--- Material shown ---

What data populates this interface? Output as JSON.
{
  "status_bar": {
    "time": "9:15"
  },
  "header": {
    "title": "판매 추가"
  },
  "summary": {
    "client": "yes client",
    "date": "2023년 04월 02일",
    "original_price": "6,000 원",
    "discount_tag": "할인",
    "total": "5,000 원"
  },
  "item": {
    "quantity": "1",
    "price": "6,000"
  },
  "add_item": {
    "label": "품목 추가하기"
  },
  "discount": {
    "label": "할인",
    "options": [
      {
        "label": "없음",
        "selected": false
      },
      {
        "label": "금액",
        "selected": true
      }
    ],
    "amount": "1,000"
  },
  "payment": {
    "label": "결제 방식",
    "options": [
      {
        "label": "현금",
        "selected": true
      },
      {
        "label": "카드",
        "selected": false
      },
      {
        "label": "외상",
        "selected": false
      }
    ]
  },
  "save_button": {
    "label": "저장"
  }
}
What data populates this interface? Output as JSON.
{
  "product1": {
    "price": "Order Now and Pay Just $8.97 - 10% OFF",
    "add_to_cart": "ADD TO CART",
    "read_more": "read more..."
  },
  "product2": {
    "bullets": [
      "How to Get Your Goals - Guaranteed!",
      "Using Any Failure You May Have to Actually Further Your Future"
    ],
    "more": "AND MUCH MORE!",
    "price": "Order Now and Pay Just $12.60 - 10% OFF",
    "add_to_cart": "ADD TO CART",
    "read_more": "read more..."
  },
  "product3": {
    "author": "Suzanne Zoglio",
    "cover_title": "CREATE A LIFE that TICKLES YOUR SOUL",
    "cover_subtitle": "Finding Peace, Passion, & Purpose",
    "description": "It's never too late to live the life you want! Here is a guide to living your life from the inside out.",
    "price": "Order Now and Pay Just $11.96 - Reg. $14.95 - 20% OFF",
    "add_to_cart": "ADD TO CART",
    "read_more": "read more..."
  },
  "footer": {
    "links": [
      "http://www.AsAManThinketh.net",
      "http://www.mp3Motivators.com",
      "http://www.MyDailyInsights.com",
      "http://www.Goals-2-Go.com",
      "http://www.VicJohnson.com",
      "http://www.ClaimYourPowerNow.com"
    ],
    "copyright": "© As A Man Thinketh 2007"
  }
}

---

Challenge: From the data above, copy each line that holds "label".

Final result:
    "label": "품목 추가하기"
    "label": "할인",
        "label": "없음",
        "label": "금액",
    "label": "결제 방식",
        "label": "현금",
        "label": "카드",
        "label": "외상",
    "label": "저장"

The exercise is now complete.